→ Short task:
What is the number of lines in the entries that include the word "xlabel"? Respond with the number only.

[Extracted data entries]
###

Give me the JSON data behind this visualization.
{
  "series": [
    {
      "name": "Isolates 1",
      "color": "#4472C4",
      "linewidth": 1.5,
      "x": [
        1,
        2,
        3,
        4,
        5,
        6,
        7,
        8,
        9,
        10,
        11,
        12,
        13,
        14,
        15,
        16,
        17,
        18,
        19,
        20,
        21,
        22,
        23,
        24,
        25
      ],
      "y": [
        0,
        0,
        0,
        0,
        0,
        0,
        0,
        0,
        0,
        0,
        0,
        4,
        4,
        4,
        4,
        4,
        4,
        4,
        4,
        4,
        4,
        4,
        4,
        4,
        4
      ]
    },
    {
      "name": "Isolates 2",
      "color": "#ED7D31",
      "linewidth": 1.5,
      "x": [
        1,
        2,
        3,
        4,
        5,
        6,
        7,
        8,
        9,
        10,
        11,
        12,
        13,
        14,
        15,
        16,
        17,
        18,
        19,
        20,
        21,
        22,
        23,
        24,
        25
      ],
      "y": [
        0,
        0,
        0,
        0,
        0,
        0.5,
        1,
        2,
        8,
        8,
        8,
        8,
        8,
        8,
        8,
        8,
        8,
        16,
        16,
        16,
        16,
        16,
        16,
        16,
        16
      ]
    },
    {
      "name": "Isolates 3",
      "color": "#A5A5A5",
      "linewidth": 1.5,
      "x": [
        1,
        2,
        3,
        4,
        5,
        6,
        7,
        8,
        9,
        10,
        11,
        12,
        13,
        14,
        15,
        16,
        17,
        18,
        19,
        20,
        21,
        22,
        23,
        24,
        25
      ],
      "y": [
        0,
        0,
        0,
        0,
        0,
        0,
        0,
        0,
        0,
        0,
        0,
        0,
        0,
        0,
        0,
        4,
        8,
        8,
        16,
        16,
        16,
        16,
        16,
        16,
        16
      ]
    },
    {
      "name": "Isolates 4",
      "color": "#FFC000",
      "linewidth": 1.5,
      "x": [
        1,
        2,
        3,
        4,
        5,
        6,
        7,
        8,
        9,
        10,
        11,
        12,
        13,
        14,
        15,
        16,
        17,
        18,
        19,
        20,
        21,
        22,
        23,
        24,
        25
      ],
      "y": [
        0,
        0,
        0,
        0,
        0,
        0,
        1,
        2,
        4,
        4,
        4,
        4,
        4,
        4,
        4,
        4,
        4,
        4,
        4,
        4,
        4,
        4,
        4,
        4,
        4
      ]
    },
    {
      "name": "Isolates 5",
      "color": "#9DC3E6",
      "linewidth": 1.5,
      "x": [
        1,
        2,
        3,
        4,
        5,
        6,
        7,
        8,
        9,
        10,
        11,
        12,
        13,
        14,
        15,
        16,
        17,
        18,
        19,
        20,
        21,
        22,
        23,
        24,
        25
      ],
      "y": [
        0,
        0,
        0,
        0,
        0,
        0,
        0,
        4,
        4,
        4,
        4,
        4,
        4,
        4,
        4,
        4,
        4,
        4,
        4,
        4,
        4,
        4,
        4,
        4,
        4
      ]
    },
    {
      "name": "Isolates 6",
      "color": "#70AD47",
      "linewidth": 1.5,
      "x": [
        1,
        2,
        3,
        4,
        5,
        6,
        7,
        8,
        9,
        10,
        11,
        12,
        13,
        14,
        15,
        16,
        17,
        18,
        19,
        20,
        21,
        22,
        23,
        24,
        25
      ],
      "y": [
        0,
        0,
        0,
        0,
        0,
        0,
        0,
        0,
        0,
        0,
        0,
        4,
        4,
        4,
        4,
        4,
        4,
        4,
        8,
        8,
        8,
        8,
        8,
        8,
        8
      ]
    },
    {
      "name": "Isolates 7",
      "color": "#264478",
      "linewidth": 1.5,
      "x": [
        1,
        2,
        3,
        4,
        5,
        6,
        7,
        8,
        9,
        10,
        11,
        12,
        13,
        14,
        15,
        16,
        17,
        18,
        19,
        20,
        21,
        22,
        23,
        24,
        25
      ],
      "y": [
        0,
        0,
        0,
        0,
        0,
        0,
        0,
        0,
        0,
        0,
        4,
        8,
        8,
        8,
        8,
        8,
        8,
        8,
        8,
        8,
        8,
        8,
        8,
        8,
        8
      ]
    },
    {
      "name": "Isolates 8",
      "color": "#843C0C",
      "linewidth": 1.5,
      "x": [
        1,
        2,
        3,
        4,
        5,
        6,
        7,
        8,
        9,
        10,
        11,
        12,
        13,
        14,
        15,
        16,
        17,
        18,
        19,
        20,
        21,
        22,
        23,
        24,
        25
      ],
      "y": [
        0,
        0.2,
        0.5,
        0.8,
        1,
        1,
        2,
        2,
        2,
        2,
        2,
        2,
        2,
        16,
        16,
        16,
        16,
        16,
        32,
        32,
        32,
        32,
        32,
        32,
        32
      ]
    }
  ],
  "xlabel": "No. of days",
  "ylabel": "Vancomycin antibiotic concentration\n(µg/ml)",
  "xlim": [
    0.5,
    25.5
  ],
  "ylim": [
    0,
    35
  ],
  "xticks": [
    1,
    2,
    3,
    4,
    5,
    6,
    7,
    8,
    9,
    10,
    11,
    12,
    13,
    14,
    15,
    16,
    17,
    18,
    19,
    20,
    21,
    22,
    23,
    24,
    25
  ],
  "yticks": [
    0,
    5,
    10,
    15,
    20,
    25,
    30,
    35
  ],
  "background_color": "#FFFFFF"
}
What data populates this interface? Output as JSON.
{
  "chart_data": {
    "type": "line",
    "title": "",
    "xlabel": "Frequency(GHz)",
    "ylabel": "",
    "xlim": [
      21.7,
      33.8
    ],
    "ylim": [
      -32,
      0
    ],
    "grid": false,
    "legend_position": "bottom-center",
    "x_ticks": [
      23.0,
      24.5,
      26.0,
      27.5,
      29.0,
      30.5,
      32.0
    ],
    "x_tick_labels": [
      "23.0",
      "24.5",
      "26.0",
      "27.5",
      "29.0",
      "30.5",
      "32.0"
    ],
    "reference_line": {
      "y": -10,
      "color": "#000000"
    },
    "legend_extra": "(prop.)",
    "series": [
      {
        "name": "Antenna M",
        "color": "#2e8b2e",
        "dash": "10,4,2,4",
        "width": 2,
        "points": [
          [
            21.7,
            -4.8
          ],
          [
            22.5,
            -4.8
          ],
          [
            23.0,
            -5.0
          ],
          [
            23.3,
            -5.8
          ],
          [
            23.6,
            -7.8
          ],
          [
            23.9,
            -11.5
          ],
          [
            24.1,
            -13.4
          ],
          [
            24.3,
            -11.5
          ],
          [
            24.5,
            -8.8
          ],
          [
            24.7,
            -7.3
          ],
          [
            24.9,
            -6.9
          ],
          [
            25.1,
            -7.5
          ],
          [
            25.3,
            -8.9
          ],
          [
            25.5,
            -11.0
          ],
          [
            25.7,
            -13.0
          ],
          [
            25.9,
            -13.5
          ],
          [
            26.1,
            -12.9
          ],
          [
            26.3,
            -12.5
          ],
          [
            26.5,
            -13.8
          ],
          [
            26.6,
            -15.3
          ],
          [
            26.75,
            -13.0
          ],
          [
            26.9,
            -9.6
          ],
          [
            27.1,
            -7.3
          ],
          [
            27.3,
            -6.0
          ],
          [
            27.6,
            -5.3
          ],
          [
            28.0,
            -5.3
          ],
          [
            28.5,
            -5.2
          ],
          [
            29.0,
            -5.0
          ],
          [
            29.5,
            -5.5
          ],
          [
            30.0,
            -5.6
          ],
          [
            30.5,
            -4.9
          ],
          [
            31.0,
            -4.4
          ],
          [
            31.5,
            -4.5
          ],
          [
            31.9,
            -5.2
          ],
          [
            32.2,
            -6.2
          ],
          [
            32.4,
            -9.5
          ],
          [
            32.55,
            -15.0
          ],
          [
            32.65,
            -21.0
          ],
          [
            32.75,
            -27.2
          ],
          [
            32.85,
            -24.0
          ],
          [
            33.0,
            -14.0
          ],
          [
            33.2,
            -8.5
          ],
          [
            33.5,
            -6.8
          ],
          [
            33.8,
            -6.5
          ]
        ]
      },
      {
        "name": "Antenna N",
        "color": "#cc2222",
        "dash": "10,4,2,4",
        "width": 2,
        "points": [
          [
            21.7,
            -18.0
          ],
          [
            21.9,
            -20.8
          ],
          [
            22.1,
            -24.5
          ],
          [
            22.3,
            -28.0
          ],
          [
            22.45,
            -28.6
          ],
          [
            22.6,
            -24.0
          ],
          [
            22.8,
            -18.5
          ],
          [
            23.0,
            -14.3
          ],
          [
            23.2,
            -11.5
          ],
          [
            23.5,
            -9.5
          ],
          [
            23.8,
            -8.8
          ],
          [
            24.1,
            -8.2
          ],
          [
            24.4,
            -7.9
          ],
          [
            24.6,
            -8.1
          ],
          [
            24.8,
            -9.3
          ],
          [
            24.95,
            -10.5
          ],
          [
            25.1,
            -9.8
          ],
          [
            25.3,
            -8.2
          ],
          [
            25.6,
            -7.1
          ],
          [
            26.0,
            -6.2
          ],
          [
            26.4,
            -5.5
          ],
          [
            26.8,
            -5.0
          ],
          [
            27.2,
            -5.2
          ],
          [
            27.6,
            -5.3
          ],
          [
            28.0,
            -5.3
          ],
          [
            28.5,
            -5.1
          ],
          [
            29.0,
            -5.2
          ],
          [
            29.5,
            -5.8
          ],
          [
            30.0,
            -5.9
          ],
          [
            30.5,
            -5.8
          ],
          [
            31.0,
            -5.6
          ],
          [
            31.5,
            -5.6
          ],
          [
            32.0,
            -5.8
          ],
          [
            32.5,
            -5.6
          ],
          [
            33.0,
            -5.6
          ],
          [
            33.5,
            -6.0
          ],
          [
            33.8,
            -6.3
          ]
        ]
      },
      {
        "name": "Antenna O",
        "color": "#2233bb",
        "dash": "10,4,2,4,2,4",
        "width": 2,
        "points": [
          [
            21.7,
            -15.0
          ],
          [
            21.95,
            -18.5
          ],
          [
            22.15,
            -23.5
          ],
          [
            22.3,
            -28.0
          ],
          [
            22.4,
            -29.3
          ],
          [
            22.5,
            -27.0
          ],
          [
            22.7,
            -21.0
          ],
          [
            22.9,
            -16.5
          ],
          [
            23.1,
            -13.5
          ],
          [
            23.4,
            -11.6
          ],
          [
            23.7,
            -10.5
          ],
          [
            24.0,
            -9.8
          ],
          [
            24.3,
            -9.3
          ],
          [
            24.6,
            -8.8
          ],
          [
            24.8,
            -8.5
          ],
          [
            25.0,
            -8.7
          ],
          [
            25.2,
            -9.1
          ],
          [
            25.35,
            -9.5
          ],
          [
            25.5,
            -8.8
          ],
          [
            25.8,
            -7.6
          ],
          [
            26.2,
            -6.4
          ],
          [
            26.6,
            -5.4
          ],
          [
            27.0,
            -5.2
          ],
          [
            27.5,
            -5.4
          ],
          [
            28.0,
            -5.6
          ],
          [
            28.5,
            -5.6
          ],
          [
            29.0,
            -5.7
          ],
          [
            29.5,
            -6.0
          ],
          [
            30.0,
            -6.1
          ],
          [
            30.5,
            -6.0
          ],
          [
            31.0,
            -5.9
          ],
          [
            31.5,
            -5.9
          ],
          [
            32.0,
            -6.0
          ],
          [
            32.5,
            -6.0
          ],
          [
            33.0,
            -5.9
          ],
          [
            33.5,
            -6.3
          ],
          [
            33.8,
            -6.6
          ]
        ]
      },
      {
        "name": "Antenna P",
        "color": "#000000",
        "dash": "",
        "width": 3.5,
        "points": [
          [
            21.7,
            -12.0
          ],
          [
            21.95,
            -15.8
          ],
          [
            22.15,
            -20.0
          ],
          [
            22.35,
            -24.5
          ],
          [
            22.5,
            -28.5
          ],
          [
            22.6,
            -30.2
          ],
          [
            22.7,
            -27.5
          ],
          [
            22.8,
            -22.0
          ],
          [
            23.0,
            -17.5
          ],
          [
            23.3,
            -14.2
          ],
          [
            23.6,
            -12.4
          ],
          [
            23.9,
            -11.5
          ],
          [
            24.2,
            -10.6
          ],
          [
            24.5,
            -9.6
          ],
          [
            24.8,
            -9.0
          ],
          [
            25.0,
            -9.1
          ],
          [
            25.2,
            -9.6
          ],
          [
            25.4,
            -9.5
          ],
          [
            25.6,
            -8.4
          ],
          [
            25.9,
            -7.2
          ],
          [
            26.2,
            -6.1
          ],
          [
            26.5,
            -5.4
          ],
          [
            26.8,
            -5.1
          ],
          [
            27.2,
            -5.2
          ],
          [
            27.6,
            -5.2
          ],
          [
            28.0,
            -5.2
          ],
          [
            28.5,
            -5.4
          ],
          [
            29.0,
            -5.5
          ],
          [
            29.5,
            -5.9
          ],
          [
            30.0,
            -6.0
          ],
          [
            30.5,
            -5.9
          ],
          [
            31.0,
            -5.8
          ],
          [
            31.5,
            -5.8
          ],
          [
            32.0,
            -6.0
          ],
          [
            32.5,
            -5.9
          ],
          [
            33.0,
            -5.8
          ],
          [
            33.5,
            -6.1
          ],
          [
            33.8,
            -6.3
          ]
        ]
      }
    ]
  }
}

###

→ Exercise result:
2